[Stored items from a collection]
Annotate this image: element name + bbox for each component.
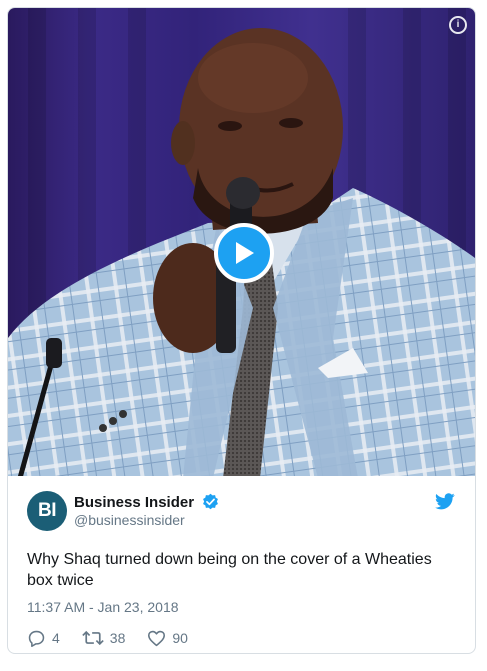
heart-icon bbox=[148, 630, 166, 646]
reply-icon bbox=[28, 630, 45, 647]
like-button[interactable]: 90 bbox=[147, 630, 188, 647]
reply-button[interactable]: 4 bbox=[27, 630, 60, 647]
play-video-button[interactable] bbox=[214, 223, 274, 283]
twitter-bird-icon[interactable] bbox=[435, 493, 455, 510]
tweet-card[interactable]: i BI Business Insider @businessinsider W… bbox=[7, 7, 476, 654]
author-name-row[interactable]: Business Insider bbox=[74, 493, 219, 511]
tweet-timestamp[interactable]: 11:37 AM - Jan 23, 2018 bbox=[27, 599, 179, 615]
avatar[interactable]: BI bbox=[27, 491, 67, 531]
like-count: 90 bbox=[172, 630, 188, 646]
play-icon bbox=[236, 242, 254, 264]
tweet-actions: 4 38 90 bbox=[27, 626, 210, 650]
author-name[interactable]: Business Insider bbox=[74, 494, 194, 511]
verified-badge-icon bbox=[203, 493, 219, 510]
tweet-media[interactable]: i bbox=[8, 8, 475, 476]
retweet-icon bbox=[82, 630, 104, 646]
retweet-button[interactable]: 38 bbox=[82, 630, 126, 646]
retweet-count: 38 bbox=[109, 630, 126, 646]
reply-count: 4 bbox=[52, 630, 60, 646]
tweet-text: Why Shaq turned down being on the cover … bbox=[27, 551, 432, 589]
info-icon[interactable]: i bbox=[449, 16, 467, 34]
author-handle[interactable]: @businessinsider bbox=[74, 512, 185, 528]
avatar-initials: BI bbox=[38, 500, 57, 521]
tweet-author[interactable]: BI Business Insider @businessinsider bbox=[27, 491, 457, 535]
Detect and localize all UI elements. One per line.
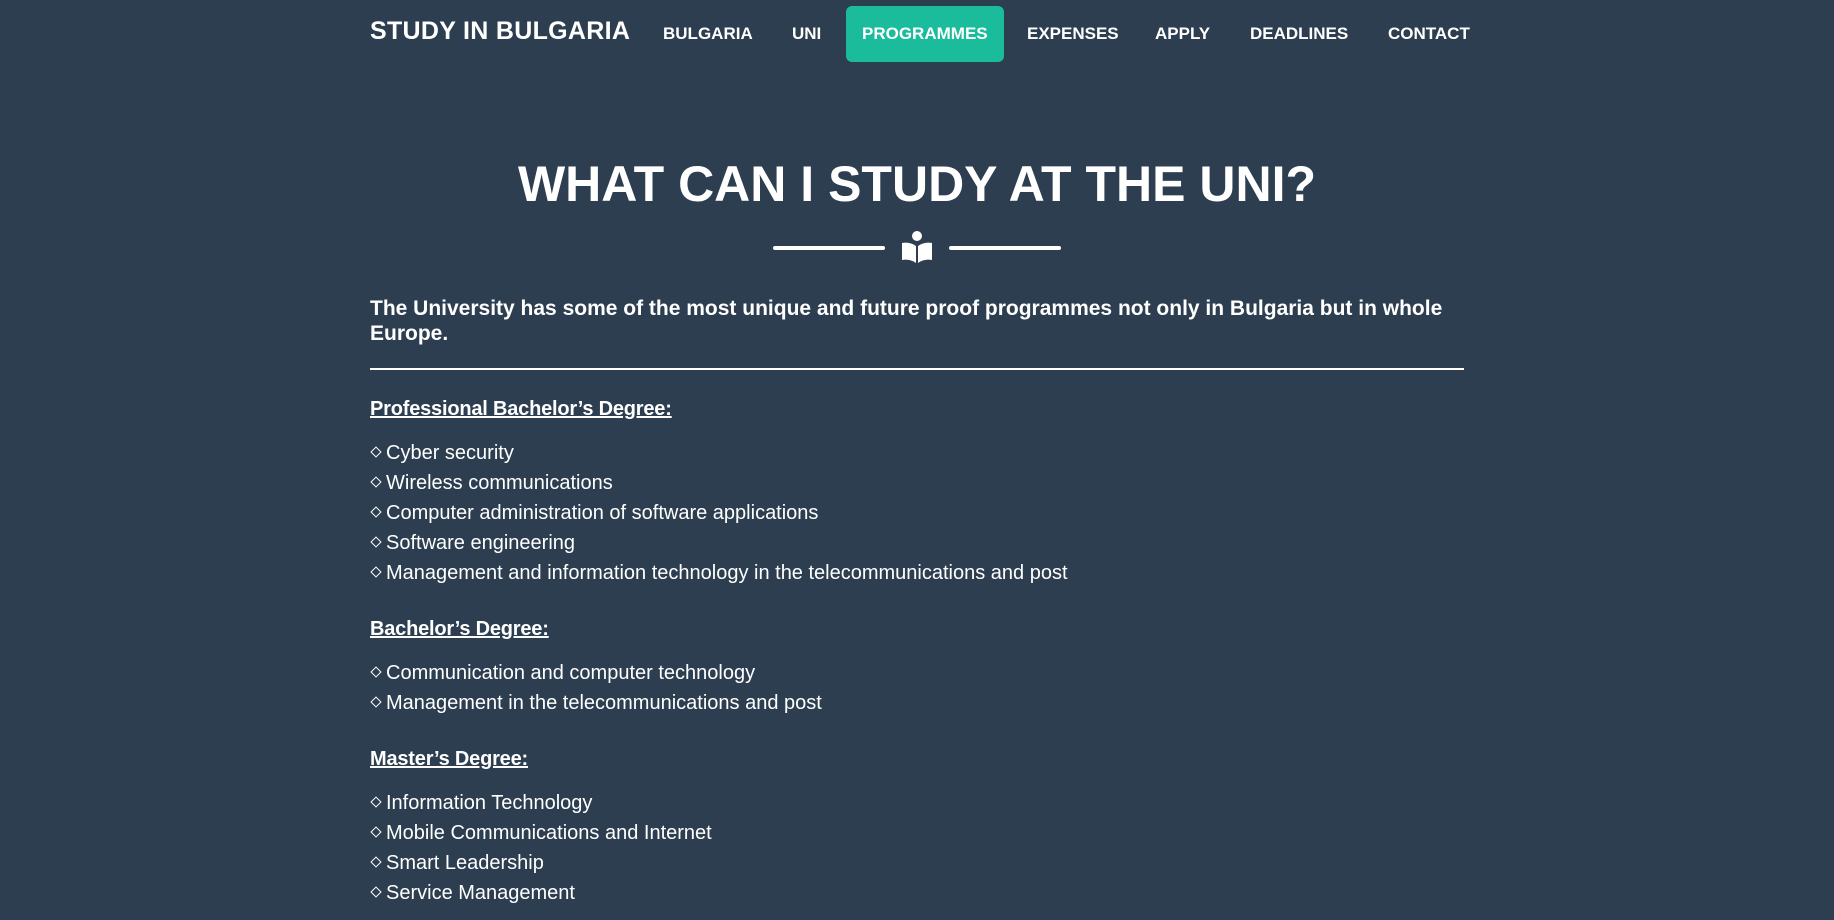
diamond-bullet-icon <box>370 536 382 548</box>
program-name: Communication and computer technology <box>386 662 756 684</box>
nav-item-expenses[interactable]: EXPENSES <box>1011 6 1135 62</box>
divider-line-right <box>949 246 1061 250</box>
program-name: Smart Leadership <box>386 852 544 874</box>
nav-item-apply[interactable]: APPLY <box>1139 6 1226 62</box>
program-list: Communication and computer technology Ma… <box>370 658 1464 718</box>
list-item: Cyber security <box>370 438 1464 468</box>
intro-text: The University has some of the most uniq… <box>370 297 1443 345</box>
program-list: Information Technology Mobile Communicat… <box>370 788 1464 908</box>
nav-item-programmes[interactable]: PROGRAMMES <box>846 6 1004 62</box>
list-item: Computer administration of software appl… <box>370 498 1464 528</box>
section-master: Master’s Degree: Information Technology … <box>370 746 1464 908</box>
section-divider <box>370 368 1464 370</box>
program-name: Service Management <box>386 882 575 904</box>
title-divider <box>370 228 1464 264</box>
diamond-bullet-icon <box>370 856 382 868</box>
diamond-bullet-icon <box>370 666 382 678</box>
list-item: Service Management <box>370 878 1464 908</box>
nav-item-bulgaria[interactable]: BULGARIA <box>647 6 769 62</box>
program-name: Information Technology <box>386 792 593 814</box>
diamond-bullet-icon <box>370 566 382 578</box>
nav-item-contact[interactable]: CONTACT <box>1372 6 1486 62</box>
program-name: Management in the telecommunications and… <box>386 692 822 714</box>
list-item: Smart Leadership <box>370 848 1464 878</box>
section-heading: Master’s Degree: <box>370 748 528 770</box>
diamond-bullet-icon <box>370 446 382 458</box>
list-item: Software engineering <box>370 528 1464 558</box>
program-name: Computer administration of software appl… <box>386 502 819 524</box>
diamond-bullet-icon <box>370 886 382 898</box>
nav-item-deadlines[interactable]: DEADLINES <box>1234 6 1364 62</box>
section-heading: Professional Bachelor’s Degree: <box>370 398 672 420</box>
nav-item-uni[interactable]: UNI <box>776 6 837 62</box>
divider-line-left <box>773 246 885 250</box>
list-item: Communication and computer technology <box>370 658 1464 688</box>
program-name: Mobile Communications and Internet <box>386 822 712 844</box>
list-item: Management and information technology in… <box>370 558 1464 588</box>
brand-link[interactable]: STUDY IN BULGARIA <box>370 17 630 46</box>
list-item: Information Technology <box>370 788 1464 818</box>
section-heading: Bachelor’s Degree: <box>370 618 549 640</box>
program-name: Software engineering <box>386 532 576 554</box>
list-item: Management in the telecommunications and… <box>370 688 1464 718</box>
list-item: Wireless communications <box>370 468 1464 498</box>
list-item: Mobile Communications and Internet <box>370 818 1464 848</box>
diamond-bullet-icon <box>370 696 382 708</box>
book-open-reader-icon <box>902 231 932 263</box>
diamond-bullet-icon <box>370 796 382 808</box>
program-name: Management and information technology in… <box>386 562 1068 584</box>
diamond-bullet-icon <box>370 476 382 488</box>
program-name: Wireless communications <box>386 472 613 494</box>
page-title: WHAT CAN I STUDY AT THE UNI? <box>517 156 1317 212</box>
program-name: Cyber security <box>386 442 514 464</box>
section-professional-bachelor: Professional Bachelor’s Degree: Cyber se… <box>370 396 1464 588</box>
diamond-bullet-icon <box>370 506 382 518</box>
section-bachelor: Bachelor’s Degree: Communication and com… <box>370 616 1464 718</box>
program-list: Cyber security Wireless communications C… <box>370 438 1464 588</box>
top-navbar: STUDY IN BULGARIA BULGARIA UNI PROGRAMME… <box>0 0 1834 68</box>
diamond-bullet-icon <box>370 826 382 838</box>
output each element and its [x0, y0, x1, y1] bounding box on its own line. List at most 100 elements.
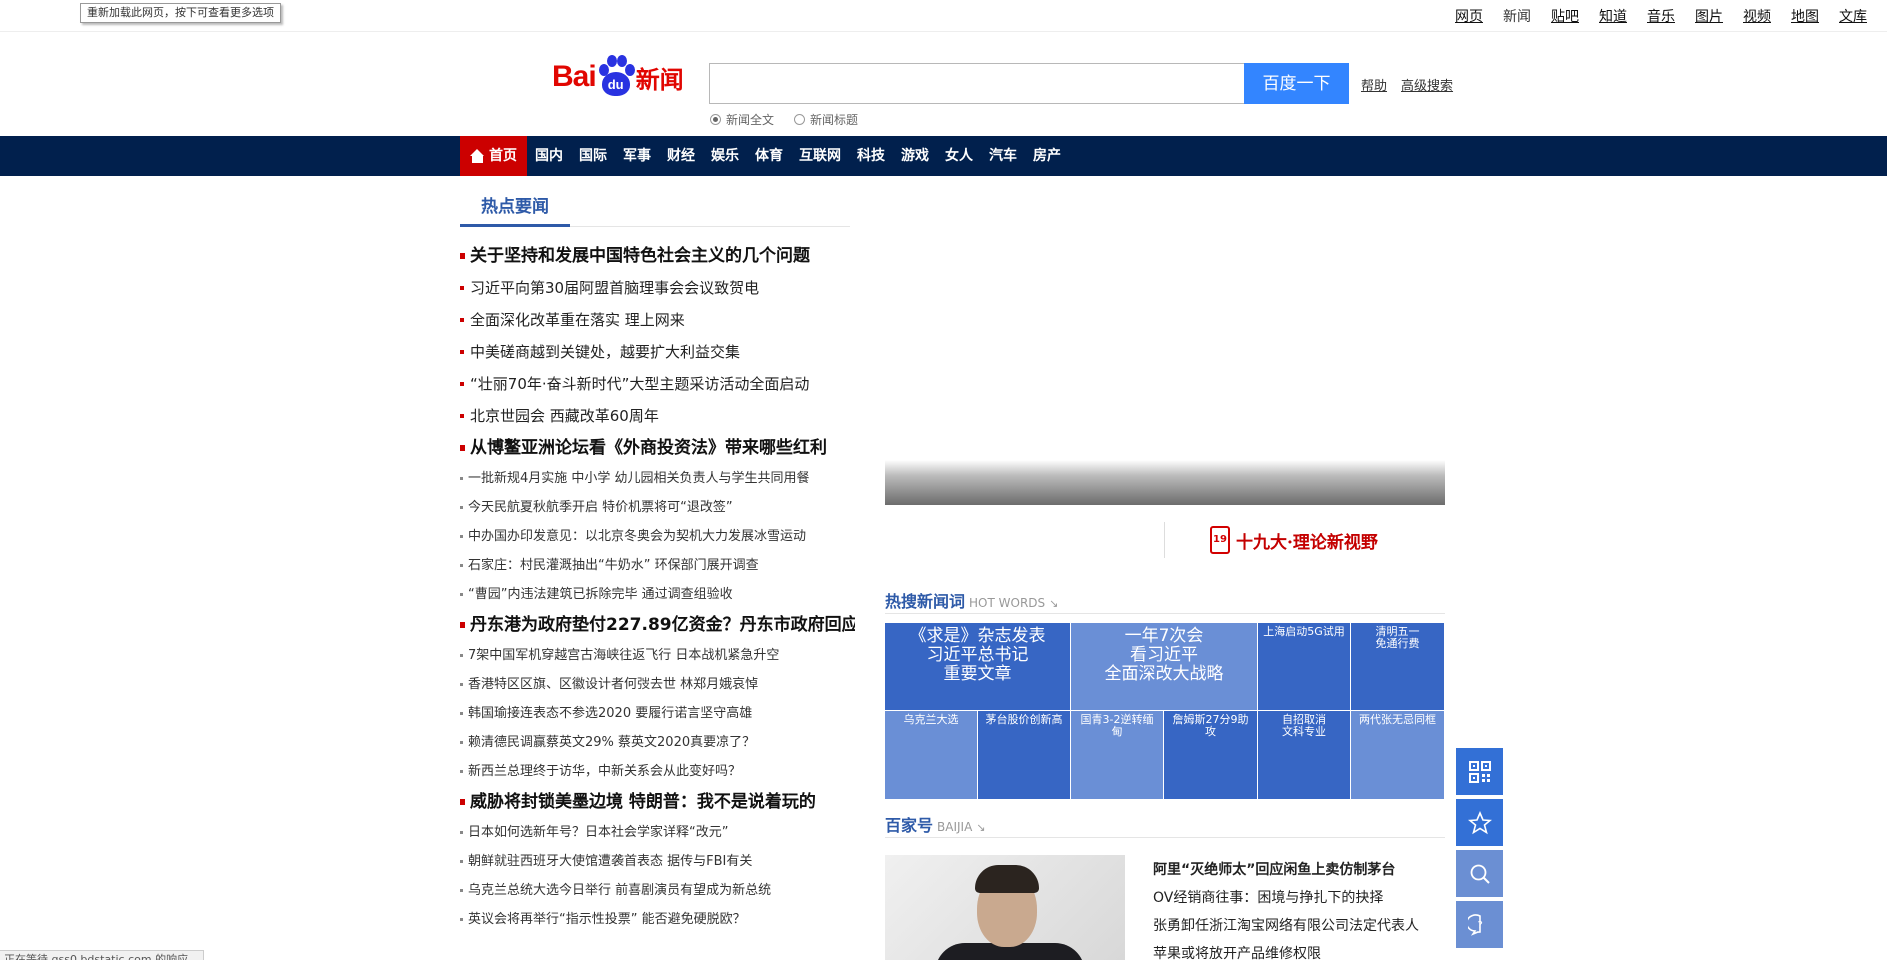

*EXERCISE:* Reproduce the data with every "interactable" replaced by "clickable" and everything else left unchanged. Omit the pictures from your answer.

*SOLUTION FOR THIS PROBLEM:*
Annotate this image: element name + bbox for each component.
heart-icon bbox=[148, 630, 166, 646]
reply-icon bbox=[28, 630, 45, 647]
like-button[clickable]: 90 bbox=[147, 630, 188, 647]
reply-button[clickable]: 4 bbox=[27, 630, 60, 647]
play-video-button[clickable] bbox=[214, 223, 274, 283]
twitter-bird-icon[clickable] bbox=[435, 493, 455, 510]
tweet-card[clickable]: i BI Business Insider @businessinsider W… bbox=[7, 7, 476, 654]
author-name-row[clickable]: Business Insider bbox=[74, 493, 219, 511]
tweet-timestamp[clickable]: 11:37 AM - Jan 23, 2018 bbox=[27, 599, 179, 615]
avatar[clickable]: BI bbox=[27, 491, 67, 531]
like-count: 90 bbox=[172, 630, 188, 646]
play-icon bbox=[236, 242, 254, 264]
tweet-actions: 4 38 90 bbox=[27, 626, 210, 650]
author-name[clickable]: Business Insider bbox=[74, 494, 194, 511]
verified-badge-icon bbox=[203, 493, 219, 510]
tweet-media[clickable]: i bbox=[8, 8, 475, 476]
retweet-icon bbox=[82, 630, 104, 646]
retweet-button[clickable]: 38 bbox=[82, 630, 126, 646]
retweet-count: 38 bbox=[109, 630, 126, 646]
reply-count: 4 bbox=[52, 630, 60, 646]
tweet-text: Why Shaq turned down being on the cover … bbox=[27, 551, 432, 589]
info-icon[clickable]: i bbox=[449, 16, 467, 34]
author-handle[clickable]: @businessinsider bbox=[74, 512, 185, 528]
avatar-initials: BI bbox=[38, 500, 57, 521]
tweet-author[clickable]: BI Business Insider @businessinsider bbox=[27, 491, 457, 535]
Detect and localize all UI elements. One per line.
diamond-bullet-icon <box>370 536 382 548</box>
program-name: Communication and computer technology <box>386 662 756 684</box>
nav-item-expenses[clickable]: EXPENSES <box>1011 6 1135 62</box>
divider-line-right <box>949 246 1061 250</box>
program-name: Smart Leadership <box>386 852 544 874</box>
nav-item-apply[clickable]: APPLY <box>1139 6 1226 62</box>
program-list: Communication and computer technology Ma… <box>370 658 1464 718</box>
list-item: Cyber security <box>370 438 1464 468</box>
intro-text: The University has some of the most uniq… <box>370 297 1443 345</box>
program-list: Information Technology Mobile Communicat… <box>370 788 1464 908</box>
nav-item-programmes[clickable]: PROGRAMMES <box>846 6 1004 62</box>
list-item: Computer administration of software appl… <box>370 498 1464 528</box>
section-master: Master’s Degree: Information Technology … <box>370 746 1464 908</box>
section-divider <box>370 368 1464 370</box>
program-name: Service Management <box>386 882 575 904</box>
title-divider <box>370 228 1464 264</box>
diamond-bullet-icon <box>370 856 382 868</box>
diamond-bullet-icon <box>370 666 382 678</box>
list-item: Service Management <box>370 878 1464 908</box>
nav-item-bulgaria[clickable]: BULGARIA <box>647 6 769 62</box>
program-name: Information Technology <box>386 792 593 814</box>
diamond-bullet-icon <box>370 566 382 578</box>
nav-item-contact[clickable]: CONTACT <box>1372 6 1486 62</box>
program-name: Management in the telecommunications and… <box>386 692 822 714</box>
list-item: Smart Leadership <box>370 848 1464 878</box>
section-heading: Master’s Degree: <box>370 748 528 770</box>
diamond-bullet-icon <box>370 446 382 458</box>
list-item: Software engineering <box>370 528 1464 558</box>
program-name: Computer administration of software appl… <box>386 502 819 524</box>
diamond-bullet-icon <box>370 886 382 898</box>
nav-item-deadlines[clickable]: DEADLINES <box>1234 6 1364 62</box>
section-heading: Professional Bachelor’s Degree: <box>370 398 672 420</box>
nav-item-uni[clickable]: UNI <box>776 6 837 62</box>
divider-line-left <box>773 246 885 250</box>
list-item: Communication and computer technology <box>370 658 1464 688</box>
program-name: Mobile Communications and Internet <box>386 822 712 844</box>
list-item: Management and information technology in… <box>370 558 1464 588</box>
brand-link[clickable]: STUDY IN BULGARIA <box>370 17 630 46</box>
list-item: Information Technology <box>370 788 1464 818</box>
section-heading: Bachelor’s Degree: <box>370 618 549 640</box>
program-name: Software engineering <box>386 532 576 554</box>
list-item: Management in the telecommunications and… <box>370 688 1464 718</box>
list-item: Wireless communications <box>370 468 1464 498</box>
list-item: Mobile Communications and Internet <box>370 818 1464 848</box>
diamond-bullet-icon <box>370 696 382 708</box>
book-open-reader-icon <box>902 231 932 263</box>
diamond-bullet-icon <box>370 796 382 808</box>
program-name: Management and information technology in… <box>386 562 1068 584</box>
diamond-bullet-icon <box>370 476 382 488</box>
program-name: Wireless communications <box>386 472 613 494</box>
page-title: WHAT CAN I STUDY AT THE UNI? <box>517 156 1317 212</box>
program-name: Cyber security <box>386 442 514 464</box>
section-professional-bachelor: Professional Bachelor’s Degree: Cyber se… <box>370 396 1464 588</box>
diamond-bullet-icon <box>370 506 382 518</box>
section-bachelor: Bachelor’s Degree: Communication and com… <box>370 616 1464 718</box>
program-list: Cyber security Wireless communications C… <box>370 438 1464 588</box>
top-navbar: STUDY IN BULGARIA BULGARIA UNI PROGRAMME… <box>0 0 1834 68</box>
diamond-bullet-icon <box>370 826 382 838</box>
output each element and its [x0, y0, x1, y1] bounding box on its own line. List at most 100 elements.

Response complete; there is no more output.